WRITTEN TASK:
Set down each entry exactly as given; pictures should not appear in the copy.

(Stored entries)
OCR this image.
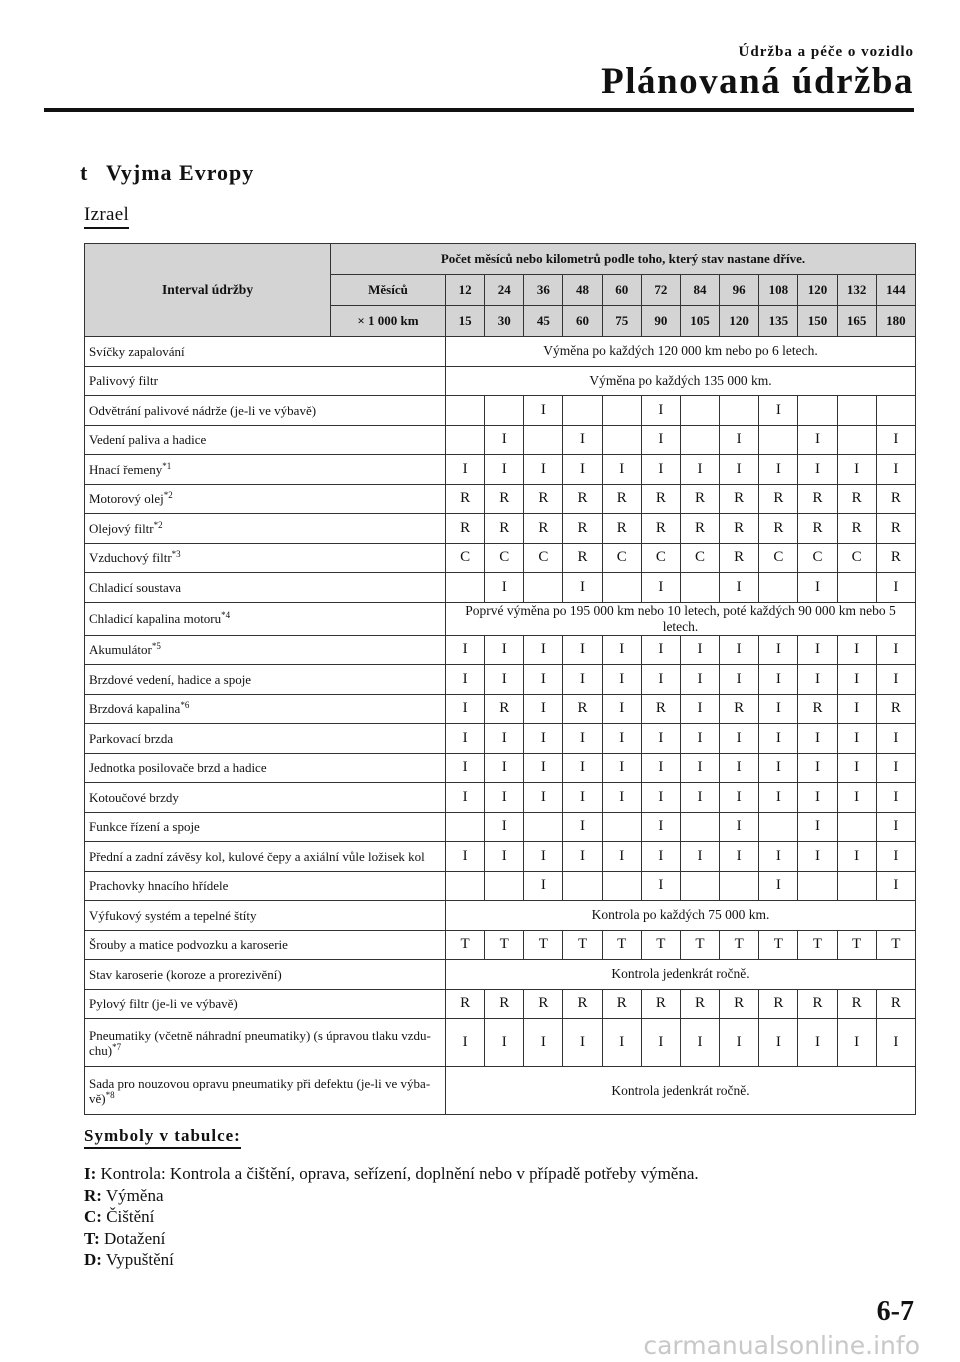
Údržba a péče o vozidlo
Plánovaná údržba
t Vyjma Evropy
Izrael
Interval údržby	Počet měsíců nebo kilometrů podle toho, který stav nastane dříve.												
	Měsíců	12	24	36	48	60	72	84	96	108	120	132	144
	× 1 000 km	15	30	45	60	75	90	105	120	135	150	165	180
Svíčky zapalování		Výměna po každých 120 000 km nebo po 6 letech.											
Palivový filtr		Výměna po každých 135 000 km.											
Odvětrání palivové nádrže (je-li ve výbavě)				I			I			I			
Vedení paliva a hadice			I		I		I		I		I		I
Hnací řemeny$^{*1}$		I	I	I	I	I	I	I	I	I	I	I	I
Motorový olej$^{*2}$		R	R	R	R	R	R	R	R	R	R	R	R
Olejový filtr$^{*2}$		R	R	R	R	R	R	R	R	R	R	R	R
Vzduchový filtr$^{*3}$		C	C	C	R	C	C	C	R	C	C	C	R
Chladicí soustava			I		I		I		I		I		I
Chladicí kapalina motoru$^{*4}$		Poprvé výměna po 195 000 km nebo 10 letech, poté každých 90 000 km nebo 5 letech.											
Akumulátor$^{*5}$		I	I	I	I	I	I	I	I	I	I	I	I
Brzdové vedení, hadice a spoje		I	I	I	I	I	I	I	I	I	I	I	I
Brzdová kapalina$^{*6}$		I	R	I	R	I	R	I	R	I	R	I	R
Parkovací brzda		I	I	I	I	I	I	I	I	I	I	I	I
Jednotka posilovače brzd a hadice		I	I	I	I	I	I	I	I	I	I	I	I
Kotoučové brzdy		I	I	I	I	I	I	I	I	I	I	I	I
Funkce řízení a spoje			I		I		I		I		I		I
Přední a zadní závěsy kol, kulové čepy a axiální vůle ložisek kol		I	I	I	I	I	I	I	I	I	I	I	I
Prachovky hnacího hřídele				I			I			I			I
Výfukový systém a tepelné štíty		Kontrola po každých 75 000 km.											
Šrouby a matice podvozku a karoserie		T	T	T	T	T	T	T	T	T	T	T	T
Stav karoserie (koroze a prorezivění)		Kontrola jedenkrát ročně.											
Pylový filtr (je-li ve výbavě)		R	R	R	R	R	R	R	R	R	R	R	R
Pneumatiky (včetně náhradní pneumatiky) (s úpravou tlaku vzdu-chu)$^{*7}$		I	I	I	I	I	I	I	I	I	I	I	I
Sada pro nouzovou opravu pneumatiky při defektu (je-li ve výba-vě)$^{*8}$		Kontrola jedenkrát ročně.											
Symboly v tabulce:
I: Kontrola: Kontrola a čištění, oprava, seřízení, doplnění nebo v případě potřeby výměna.
R: Výměna
C: Čištění
T: Dotažení
D: Vypuštění
6-7
carmanualsonline.info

WRITTEN SOLUTION:
OCR this image.
Údržba a péče o vozidlo
Plánovaná údržba
t Vyjma Evropy
Izrael
Interval údržby	Počet měsíců nebo kilometrů podle toho, který stav nastane dříve.												
	Měsíců	12	24	36	48	60	72	84	96	108	120	132	144
	× 1 000 km	15	30	45	60	75	90	105	120	135	150	165	180
Svíčky zapalování		Výměna po každých 120 000 km nebo po 6 letech.											
Palivový filtr		Výměna po každých 135 000 km.											
Odvětrání palivové nádrže (je-li ve výbavě)				I			I			I			
Vedení paliva a hadice			I		I		I		I		I		I
Hnací řemeny$^{*1}$		I	I	I	I	I	I	I	I	I	I	I	I
Motorový olej$^{*2}$		R	R	R	R	R	R	R	R	R	R	R	R
Olejový filtr$^{*2}$		R	R	R	R	R	R	R	R	R	R	R	R
Vzduchový filtr$^{*3}$		C	C	C	R	C	C	C	R	C	C	C	R
Chladicí soustava			I		I		I		I		I		I
Chladicí kapalina motoru$^{*4}$		Poprvé výměna po 195 000 km nebo 10 letech, poté každých 90 000 km nebo 5 letech.											
Akumulátor$^{*5}$		I	I	I	I	I	I	I	I	I	I	I	I
Brzdové vedení, hadice a spoje		I	I	I	I	I	I	I	I	I	I	I	I
Brzdová kapalina$^{*6}$		I	R	I	R	I	R	I	R	I	R	I	R
Parkovací brzda		I	I	I	I	I	I	I	I	I	I	I	I
Jednotka posilovače brzd a hadice		I	I	I	I	I	I	I	I	I	I	I	I
Kotoučové brzdy		I	I	I	I	I	I	I	I	I	I	I	I
Funkce řízení a spoje			I		I		I		I		I		I
Přední a zadní závěsy kol, kulové čepy a axiální vůle ložisek kol		I	I	I	I	I	I	I	I	I	I	I	I
Prachovky hnacího hřídele				I			I			I			I
Výfukový systém a tepelné štíty		Kontrola po každých 75 000 km.											
Šrouby a matice podvozku a karoserie		T	T	T	T	T	T	T	T	T	T	T	T
Stav karoserie (koroze a prorezivění)		Kontrola jedenkrát ročně.											
Pylový filtr (je-li ve výbavě)		R	R	R	R	R	R	R	R	R	R	R	R
Pneumatiky (včetně náhradní pneumatiky) (s úpravou tlaku vzdu-chu)$^{*7}$		I	I	I	I	I	I	I	I	I	I	I	I
Sada pro nouzovou opravu pneumatiky při defektu (je-li ve výba-vě)$^{*8}$		Kontrola jedenkrát ročně.											
Symboly v tabulce:
I: Kontrola: Kontrola a čištění, oprava, seřízení, doplnění nebo v případě potřeby výměna.
R: Výměna
C: Čištění
T: Dotažení
D: Vypuštění
6-7
carmanualsonline.info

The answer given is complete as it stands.